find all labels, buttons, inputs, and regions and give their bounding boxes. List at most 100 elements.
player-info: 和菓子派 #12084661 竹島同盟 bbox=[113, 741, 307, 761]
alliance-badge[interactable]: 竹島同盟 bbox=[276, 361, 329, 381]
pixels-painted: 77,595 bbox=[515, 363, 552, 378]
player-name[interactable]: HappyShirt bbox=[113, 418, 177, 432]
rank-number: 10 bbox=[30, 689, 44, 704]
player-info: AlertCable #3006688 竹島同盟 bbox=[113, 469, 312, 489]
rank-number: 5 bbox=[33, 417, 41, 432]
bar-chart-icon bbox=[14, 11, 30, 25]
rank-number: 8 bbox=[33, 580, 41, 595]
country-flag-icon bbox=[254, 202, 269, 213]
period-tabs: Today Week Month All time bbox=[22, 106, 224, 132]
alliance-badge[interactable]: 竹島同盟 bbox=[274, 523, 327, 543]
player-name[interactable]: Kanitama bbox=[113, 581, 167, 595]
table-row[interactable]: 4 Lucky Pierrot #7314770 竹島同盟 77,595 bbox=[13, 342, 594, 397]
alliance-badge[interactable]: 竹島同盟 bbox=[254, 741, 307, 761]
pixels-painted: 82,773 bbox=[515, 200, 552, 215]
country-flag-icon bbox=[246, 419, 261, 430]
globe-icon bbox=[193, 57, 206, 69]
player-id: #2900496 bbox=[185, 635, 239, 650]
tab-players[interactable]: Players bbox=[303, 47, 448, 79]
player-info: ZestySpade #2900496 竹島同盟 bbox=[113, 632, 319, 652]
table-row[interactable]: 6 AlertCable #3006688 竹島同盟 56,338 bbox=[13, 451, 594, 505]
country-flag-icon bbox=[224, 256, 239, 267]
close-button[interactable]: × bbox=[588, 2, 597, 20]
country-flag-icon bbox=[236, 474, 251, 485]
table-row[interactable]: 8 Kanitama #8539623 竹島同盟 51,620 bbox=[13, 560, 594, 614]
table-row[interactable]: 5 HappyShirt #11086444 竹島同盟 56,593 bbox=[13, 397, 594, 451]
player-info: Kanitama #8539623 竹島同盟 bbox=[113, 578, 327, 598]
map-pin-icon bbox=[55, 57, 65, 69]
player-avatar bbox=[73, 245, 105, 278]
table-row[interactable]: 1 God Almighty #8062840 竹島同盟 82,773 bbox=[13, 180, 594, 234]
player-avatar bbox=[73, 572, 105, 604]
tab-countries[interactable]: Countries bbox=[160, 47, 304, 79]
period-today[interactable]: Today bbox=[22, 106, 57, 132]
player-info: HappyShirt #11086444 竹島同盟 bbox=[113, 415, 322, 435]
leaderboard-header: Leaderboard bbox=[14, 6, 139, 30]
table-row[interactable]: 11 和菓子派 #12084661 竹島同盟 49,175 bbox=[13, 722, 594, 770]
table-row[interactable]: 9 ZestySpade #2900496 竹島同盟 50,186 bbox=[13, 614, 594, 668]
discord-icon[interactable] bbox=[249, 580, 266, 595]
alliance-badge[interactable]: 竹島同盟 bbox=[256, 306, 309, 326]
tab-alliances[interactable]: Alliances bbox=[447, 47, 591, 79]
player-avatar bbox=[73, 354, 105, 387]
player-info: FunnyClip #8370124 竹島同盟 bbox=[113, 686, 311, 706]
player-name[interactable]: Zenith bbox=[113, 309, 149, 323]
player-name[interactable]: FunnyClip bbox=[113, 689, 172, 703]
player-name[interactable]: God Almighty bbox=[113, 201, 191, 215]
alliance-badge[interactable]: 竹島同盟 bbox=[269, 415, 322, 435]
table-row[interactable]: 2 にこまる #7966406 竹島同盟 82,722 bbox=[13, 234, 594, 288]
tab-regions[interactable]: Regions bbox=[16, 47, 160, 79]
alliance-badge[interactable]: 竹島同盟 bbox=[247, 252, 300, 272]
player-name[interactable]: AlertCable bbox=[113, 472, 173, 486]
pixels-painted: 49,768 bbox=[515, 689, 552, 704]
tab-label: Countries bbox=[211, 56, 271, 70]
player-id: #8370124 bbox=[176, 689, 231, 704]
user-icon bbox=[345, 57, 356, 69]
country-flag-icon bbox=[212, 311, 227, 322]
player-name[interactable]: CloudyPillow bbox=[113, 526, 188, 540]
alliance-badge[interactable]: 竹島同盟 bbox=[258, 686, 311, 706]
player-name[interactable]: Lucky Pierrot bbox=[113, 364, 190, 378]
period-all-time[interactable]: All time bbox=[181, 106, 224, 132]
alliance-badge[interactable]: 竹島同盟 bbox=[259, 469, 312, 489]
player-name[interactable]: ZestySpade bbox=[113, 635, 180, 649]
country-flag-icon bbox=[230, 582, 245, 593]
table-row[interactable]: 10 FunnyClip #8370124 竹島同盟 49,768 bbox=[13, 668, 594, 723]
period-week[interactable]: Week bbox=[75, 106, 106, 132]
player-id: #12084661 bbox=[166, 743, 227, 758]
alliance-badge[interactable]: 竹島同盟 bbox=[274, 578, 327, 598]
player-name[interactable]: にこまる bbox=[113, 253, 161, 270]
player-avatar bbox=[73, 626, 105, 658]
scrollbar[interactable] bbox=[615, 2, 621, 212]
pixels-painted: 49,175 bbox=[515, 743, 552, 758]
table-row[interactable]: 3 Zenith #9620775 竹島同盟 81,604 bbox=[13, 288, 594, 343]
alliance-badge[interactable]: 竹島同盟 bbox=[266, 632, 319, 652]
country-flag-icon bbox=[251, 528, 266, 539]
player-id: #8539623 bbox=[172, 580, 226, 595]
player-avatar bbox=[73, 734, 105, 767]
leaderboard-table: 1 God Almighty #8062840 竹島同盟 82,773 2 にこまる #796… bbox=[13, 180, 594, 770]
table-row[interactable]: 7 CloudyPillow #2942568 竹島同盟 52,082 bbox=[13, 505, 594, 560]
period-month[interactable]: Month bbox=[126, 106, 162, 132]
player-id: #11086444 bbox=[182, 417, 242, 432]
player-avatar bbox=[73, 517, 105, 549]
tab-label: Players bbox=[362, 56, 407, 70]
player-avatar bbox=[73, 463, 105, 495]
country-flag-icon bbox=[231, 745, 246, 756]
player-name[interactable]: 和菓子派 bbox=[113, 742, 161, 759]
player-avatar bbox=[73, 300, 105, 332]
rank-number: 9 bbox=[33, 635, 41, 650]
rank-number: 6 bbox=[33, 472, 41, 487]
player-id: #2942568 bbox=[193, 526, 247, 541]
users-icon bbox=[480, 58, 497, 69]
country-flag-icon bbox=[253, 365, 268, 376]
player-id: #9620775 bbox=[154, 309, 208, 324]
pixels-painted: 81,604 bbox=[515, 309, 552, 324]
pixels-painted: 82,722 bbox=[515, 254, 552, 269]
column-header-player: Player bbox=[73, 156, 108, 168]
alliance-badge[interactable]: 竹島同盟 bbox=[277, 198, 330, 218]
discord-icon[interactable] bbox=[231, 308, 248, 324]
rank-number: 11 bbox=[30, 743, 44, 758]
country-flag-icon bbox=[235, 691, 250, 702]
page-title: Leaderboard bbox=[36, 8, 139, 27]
# # # # #
- _Task directions_: Can you rename "player-avatar" to "user-icon" throughout the entries above, with everything else left unchanged?

- _Expected output_:
find all labels, buttons, inputs, and regions and give their bounding boxes. List at most 100 elements.
player-info: 和菓子派 #12084661 竹島同盟 bbox=[113, 741, 307, 761]
alliance-badge[interactable]: 竹島同盟 bbox=[276, 361, 329, 381]
pixels-painted: 77,595 bbox=[515, 363, 552, 378]
player-name[interactable]: HappyShirt bbox=[113, 418, 177, 432]
rank-number: 10 bbox=[30, 689, 44, 704]
player-info: AlertCable #3006688 竹島同盟 bbox=[113, 469, 312, 489]
rank-number: 5 bbox=[33, 417, 41, 432]
bar-chart-icon bbox=[14, 11, 30, 25]
rank-number: 8 bbox=[33, 580, 41, 595]
country-flag-icon bbox=[254, 202, 269, 213]
period-tabs: Today Week Month All time bbox=[22, 106, 224, 132]
alliance-badge[interactable]: 竹島同盟 bbox=[274, 523, 327, 543]
player-name[interactable]: Kanitama bbox=[113, 581, 167, 595]
table-row[interactable]: 4 Lucky Pierrot #7314770 竹島同盟 77,595 bbox=[13, 342, 594, 397]
alliance-badge[interactable]: 竹島同盟 bbox=[254, 741, 307, 761]
pixels-painted: 82,773 bbox=[515, 200, 552, 215]
country-flag-icon bbox=[246, 419, 261, 430]
globe-icon bbox=[193, 57, 206, 69]
player-id: #2900496 bbox=[185, 635, 239, 650]
tab-players[interactable]: Players bbox=[303, 47, 448, 79]
player-info: ZestySpade #2900496 竹島同盟 bbox=[113, 632, 319, 652]
table-row[interactable]: 6 AlertCable #3006688 竹島同盟 56,338 bbox=[13, 451, 594, 505]
country-flag-icon bbox=[224, 256, 239, 267]
close-button[interactable]: × bbox=[588, 2, 597, 20]
country-flag-icon bbox=[236, 474, 251, 485]
table-row[interactable]: 8 Kanitama #8539623 竹島同盟 51,620 bbox=[13, 560, 594, 614]
table-row[interactable]: 5 HappyShirt #11086444 竹島同盟 56,593 bbox=[13, 397, 594, 451]
player-info: Kanitama #8539623 竹島同盟 bbox=[113, 578, 327, 598]
map-pin-icon bbox=[55, 57, 65, 69]
user-icon bbox=[73, 245, 105, 278]
table-row[interactable]: 1 God Almighty #8062840 竹島同盟 82,773 bbox=[13, 180, 594, 234]
user-icon bbox=[73, 572, 105, 604]
tab-countries[interactable]: Countries bbox=[160, 47, 304, 79]
period-today[interactable]: Today bbox=[22, 106, 57, 132]
player-info: HappyShirt #11086444 竹島同盟 bbox=[113, 415, 322, 435]
leaderboard-header: Leaderboard bbox=[14, 6, 139, 30]
table-row[interactable]: 11 和菓子派 #12084661 竹島同盟 49,175 bbox=[13, 722, 594, 770]
table-row[interactable]: 9 ZestySpade #2900496 竹島同盟 50,186 bbox=[13, 614, 594, 668]
discord-icon[interactable] bbox=[249, 580, 266, 595]
alliance-badge[interactable]: 竹島同盟 bbox=[256, 306, 309, 326]
tab-alliances[interactable]: Alliances bbox=[447, 47, 591, 79]
user-icon bbox=[73, 354, 105, 387]
player-info: FunnyClip #8370124 竹島同盟 bbox=[113, 686, 311, 706]
player-name[interactable]: Zenith bbox=[113, 309, 149, 323]
player-name[interactable]: FunnyClip bbox=[113, 689, 172, 703]
player-name[interactable]: God Almighty bbox=[113, 201, 191, 215]
alliance-badge[interactable]: 竹島同盟 bbox=[269, 415, 322, 435]
table-row[interactable]: 2 にこまる #7966406 竹島同盟 82,722 bbox=[13, 234, 594, 288]
tab-regions[interactable]: Regions bbox=[16, 47, 160, 79]
alliance-badge[interactable]: 竹島同盟 bbox=[247, 252, 300, 272]
player-name[interactable]: AlertCable bbox=[113, 472, 173, 486]
pixels-painted: 49,768 bbox=[515, 689, 552, 704]
tab-label: Countries bbox=[211, 56, 271, 70]
player-id: #8370124 bbox=[176, 689, 231, 704]
user-icon bbox=[345, 57, 356, 69]
country-flag-icon bbox=[212, 311, 227, 322]
player-name[interactable]: CloudyPillow bbox=[113, 526, 188, 540]
alliance-badge[interactable]: 竹島同盟 bbox=[258, 686, 311, 706]
player-name[interactable]: Lucky Pierrot bbox=[113, 364, 190, 378]
period-all-time[interactable]: All time bbox=[181, 106, 224, 132]
alliance-badge[interactable]: 竹島同盟 bbox=[259, 469, 312, 489]
player-name[interactable]: ZestySpade bbox=[113, 635, 180, 649]
country-flag-icon bbox=[230, 582, 245, 593]
table-row[interactable]: 10 FunnyClip #8370124 竹島同盟 49,768 bbox=[13, 668, 594, 723]
period-week[interactable]: Week bbox=[75, 106, 106, 132]
player-id: #12084661 bbox=[166, 743, 227, 758]
alliance-badge[interactable]: 竹島同盟 bbox=[274, 578, 327, 598]
player-name[interactable]: にこまる bbox=[113, 253, 161, 270]
user-icon bbox=[73, 626, 105, 658]
scrollbar[interactable] bbox=[615, 2, 621, 212]
pixels-painted: 49,175 bbox=[515, 743, 552, 758]
table-row[interactable]: 3 Zenith #9620775 竹島同盟 81,604 bbox=[13, 288, 594, 343]
alliance-badge[interactable]: 竹島同盟 bbox=[266, 632, 319, 652]
country-flag-icon bbox=[251, 528, 266, 539]
player-id: #8539623 bbox=[172, 580, 226, 595]
user-icon bbox=[73, 734, 105, 767]
leaderboard-table: 1 God Almighty #8062840 竹島同盟 82,773 2 にこまる #796… bbox=[13, 180, 594, 770]
table-row[interactable]: 7 CloudyPillow #2942568 竹島同盟 52,082 bbox=[13, 505, 594, 560]
period-month[interactable]: Month bbox=[126, 106, 162, 132]
player-id: #11086444 bbox=[182, 417, 242, 432]
user-icon bbox=[73, 517, 105, 549]
tab-label: Players bbox=[362, 56, 407, 70]
user-icon bbox=[73, 463, 105, 495]
country-flag-icon bbox=[231, 745, 246, 756]
player-name[interactable]: 和菓子派 bbox=[113, 742, 161, 759]
user-icon bbox=[73, 300, 105, 332]
rank-number: 9 bbox=[33, 635, 41, 650]
rank-number: 6 bbox=[33, 472, 41, 487]
player-id: #2942568 bbox=[193, 526, 247, 541]
users-icon bbox=[480, 58, 497, 69]
country-flag-icon bbox=[253, 365, 268, 376]
player-id: #9620775 bbox=[154, 309, 208, 324]
pixels-painted: 81,604 bbox=[515, 309, 552, 324]
pixels-painted: 82,722 bbox=[515, 254, 552, 269]
column-header-player: Player bbox=[73, 156, 108, 168]
alliance-badge[interactable]: 竹島同盟 bbox=[277, 198, 330, 218]
discord-icon[interactable] bbox=[231, 308, 248, 324]
rank-number: 11 bbox=[30, 743, 44, 758]
country-flag-icon bbox=[235, 691, 250, 702]
page-title: Leaderboard bbox=[36, 8, 139, 27]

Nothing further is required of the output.